Each line of the material below that holds the word "circulation" needs to be copied.

╔══

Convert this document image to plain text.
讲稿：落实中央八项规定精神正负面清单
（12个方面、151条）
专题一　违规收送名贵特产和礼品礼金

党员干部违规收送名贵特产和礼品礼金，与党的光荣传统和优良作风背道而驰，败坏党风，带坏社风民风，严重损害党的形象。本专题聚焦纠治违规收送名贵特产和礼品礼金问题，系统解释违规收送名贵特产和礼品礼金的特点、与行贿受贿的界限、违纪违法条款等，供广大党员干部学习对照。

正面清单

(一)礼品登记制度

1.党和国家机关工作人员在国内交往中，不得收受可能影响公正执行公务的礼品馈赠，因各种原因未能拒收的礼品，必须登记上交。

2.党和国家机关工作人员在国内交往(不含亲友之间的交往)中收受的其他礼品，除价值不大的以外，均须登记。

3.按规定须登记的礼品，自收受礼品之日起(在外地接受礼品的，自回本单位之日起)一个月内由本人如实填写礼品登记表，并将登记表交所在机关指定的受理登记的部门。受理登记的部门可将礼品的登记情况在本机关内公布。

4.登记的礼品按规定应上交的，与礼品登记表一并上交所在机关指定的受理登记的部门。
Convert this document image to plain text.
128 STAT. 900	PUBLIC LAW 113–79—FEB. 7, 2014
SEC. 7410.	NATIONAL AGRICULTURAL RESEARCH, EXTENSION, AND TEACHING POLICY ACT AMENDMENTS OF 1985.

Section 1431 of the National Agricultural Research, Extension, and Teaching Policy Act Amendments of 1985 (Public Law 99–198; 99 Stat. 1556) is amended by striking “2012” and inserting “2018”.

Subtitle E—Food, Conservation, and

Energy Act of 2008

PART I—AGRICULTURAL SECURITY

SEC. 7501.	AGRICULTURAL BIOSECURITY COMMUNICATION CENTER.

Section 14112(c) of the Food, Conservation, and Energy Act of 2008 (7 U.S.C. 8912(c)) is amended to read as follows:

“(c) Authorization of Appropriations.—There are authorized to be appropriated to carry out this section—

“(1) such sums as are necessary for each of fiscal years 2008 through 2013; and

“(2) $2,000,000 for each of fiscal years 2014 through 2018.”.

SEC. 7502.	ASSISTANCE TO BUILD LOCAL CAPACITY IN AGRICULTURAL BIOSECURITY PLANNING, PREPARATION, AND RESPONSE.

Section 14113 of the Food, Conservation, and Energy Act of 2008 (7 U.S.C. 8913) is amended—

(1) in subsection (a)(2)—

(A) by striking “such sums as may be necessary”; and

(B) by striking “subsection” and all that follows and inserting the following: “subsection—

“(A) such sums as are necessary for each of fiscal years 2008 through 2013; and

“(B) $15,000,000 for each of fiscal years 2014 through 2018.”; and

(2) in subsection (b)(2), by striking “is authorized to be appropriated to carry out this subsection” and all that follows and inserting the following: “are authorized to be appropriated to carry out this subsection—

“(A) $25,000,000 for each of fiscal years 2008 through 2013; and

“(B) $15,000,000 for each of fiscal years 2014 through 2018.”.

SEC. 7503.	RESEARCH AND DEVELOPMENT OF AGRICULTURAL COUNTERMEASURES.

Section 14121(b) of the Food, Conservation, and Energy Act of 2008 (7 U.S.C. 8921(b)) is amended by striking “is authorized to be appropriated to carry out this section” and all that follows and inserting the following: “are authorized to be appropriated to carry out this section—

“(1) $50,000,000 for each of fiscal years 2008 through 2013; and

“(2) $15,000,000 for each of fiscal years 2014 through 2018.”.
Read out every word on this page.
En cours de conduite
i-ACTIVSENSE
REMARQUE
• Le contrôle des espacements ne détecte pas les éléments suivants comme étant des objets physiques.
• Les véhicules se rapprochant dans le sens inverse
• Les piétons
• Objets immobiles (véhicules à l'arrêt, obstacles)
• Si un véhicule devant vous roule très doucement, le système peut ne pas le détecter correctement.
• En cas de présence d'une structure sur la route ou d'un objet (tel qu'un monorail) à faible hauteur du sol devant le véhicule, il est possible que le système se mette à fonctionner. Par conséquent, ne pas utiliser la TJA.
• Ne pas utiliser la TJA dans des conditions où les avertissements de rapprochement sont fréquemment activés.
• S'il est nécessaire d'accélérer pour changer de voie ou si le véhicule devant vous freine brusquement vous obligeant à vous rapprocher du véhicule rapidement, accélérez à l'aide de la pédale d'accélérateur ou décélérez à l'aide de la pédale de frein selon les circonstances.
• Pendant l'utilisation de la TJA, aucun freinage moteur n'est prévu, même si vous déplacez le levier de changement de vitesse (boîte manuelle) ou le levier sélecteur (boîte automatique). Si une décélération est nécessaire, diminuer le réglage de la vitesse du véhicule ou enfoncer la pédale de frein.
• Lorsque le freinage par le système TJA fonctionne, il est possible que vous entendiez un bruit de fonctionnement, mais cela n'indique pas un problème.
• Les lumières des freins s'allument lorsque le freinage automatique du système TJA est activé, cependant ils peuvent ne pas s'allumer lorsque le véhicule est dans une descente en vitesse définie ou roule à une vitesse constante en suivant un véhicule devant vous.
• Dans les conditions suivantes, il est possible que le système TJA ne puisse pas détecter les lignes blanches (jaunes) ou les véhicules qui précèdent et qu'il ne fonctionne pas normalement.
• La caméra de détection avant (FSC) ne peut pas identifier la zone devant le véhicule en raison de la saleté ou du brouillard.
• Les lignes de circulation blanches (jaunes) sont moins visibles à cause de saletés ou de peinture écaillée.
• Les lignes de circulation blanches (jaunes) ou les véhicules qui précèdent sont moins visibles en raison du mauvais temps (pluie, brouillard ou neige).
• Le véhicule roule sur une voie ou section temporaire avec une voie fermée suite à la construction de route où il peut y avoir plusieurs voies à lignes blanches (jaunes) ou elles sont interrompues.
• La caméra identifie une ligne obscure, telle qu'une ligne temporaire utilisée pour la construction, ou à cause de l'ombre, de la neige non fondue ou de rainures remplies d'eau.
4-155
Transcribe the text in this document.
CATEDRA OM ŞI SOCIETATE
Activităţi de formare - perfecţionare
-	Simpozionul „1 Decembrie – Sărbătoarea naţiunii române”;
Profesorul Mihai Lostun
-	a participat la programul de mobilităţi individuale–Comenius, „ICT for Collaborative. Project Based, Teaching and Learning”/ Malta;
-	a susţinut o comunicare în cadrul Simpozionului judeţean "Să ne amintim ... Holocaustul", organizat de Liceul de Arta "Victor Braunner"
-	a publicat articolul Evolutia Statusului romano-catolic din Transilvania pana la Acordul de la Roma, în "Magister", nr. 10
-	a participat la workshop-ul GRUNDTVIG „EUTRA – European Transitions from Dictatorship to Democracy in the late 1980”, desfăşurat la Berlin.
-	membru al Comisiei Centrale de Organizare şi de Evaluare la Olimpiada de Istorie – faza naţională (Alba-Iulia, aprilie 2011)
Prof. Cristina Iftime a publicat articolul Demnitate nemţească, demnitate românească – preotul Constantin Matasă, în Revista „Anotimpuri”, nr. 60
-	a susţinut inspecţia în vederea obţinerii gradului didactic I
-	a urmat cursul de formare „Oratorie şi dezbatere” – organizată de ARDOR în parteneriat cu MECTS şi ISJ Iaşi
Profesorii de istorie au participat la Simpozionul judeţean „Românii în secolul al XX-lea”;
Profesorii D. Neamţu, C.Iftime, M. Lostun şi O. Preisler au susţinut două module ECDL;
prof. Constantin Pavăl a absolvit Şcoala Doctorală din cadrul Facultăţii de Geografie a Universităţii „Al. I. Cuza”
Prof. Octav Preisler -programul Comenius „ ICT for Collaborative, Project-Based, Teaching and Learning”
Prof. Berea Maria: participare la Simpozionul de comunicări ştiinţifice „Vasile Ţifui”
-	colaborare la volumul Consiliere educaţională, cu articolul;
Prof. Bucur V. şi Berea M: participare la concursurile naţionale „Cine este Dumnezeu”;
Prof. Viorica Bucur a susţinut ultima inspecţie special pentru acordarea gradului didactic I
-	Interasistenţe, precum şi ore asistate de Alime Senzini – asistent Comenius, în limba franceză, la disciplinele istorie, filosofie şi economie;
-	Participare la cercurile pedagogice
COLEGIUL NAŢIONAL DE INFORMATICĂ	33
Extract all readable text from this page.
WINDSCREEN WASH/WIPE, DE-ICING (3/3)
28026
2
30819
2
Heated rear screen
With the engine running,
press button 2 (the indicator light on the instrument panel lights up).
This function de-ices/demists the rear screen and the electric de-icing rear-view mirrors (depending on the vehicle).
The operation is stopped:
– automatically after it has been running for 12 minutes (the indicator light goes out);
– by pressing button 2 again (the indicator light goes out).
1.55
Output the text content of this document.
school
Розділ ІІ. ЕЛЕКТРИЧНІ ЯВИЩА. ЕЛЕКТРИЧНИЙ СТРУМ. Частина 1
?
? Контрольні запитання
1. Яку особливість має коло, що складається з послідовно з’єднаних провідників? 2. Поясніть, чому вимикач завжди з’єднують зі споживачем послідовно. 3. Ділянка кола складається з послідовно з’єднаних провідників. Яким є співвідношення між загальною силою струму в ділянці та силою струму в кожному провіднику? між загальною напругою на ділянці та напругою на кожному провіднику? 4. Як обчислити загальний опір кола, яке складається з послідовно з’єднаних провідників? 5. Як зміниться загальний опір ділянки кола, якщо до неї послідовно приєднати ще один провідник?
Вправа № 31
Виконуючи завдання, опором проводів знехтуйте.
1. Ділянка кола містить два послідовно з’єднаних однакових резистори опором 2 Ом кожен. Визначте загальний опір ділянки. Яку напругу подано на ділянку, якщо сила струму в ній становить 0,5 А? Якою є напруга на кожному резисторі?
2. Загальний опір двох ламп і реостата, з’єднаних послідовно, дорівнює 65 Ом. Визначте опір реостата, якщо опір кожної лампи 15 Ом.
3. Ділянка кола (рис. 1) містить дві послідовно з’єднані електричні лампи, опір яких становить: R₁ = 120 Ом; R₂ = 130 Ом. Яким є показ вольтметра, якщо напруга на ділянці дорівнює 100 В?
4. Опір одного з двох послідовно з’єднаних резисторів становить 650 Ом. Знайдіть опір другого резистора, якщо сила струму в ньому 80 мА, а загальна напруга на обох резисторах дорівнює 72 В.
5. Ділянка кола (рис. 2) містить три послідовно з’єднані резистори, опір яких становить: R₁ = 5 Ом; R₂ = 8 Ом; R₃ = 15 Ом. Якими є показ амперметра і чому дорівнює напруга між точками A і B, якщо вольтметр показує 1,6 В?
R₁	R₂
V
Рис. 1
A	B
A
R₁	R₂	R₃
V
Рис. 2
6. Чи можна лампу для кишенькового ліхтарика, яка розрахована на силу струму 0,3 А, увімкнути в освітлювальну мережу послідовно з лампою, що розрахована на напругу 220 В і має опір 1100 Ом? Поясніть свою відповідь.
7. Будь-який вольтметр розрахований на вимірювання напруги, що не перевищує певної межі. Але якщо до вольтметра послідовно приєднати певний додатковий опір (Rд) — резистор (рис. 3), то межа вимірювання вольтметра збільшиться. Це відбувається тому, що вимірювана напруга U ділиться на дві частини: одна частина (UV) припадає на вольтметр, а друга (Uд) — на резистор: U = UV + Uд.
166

╚══

### Solution below
• Les lignes de circulation blanches (jaunes) sont moins visibles à cause de saletés ou de peinture écaillée.
• Les lignes de circulation blanches (jaunes) ou les véhicules qui précèdent sont moins visibles en raison du mauvais temps (pluie, brouillard ou neige).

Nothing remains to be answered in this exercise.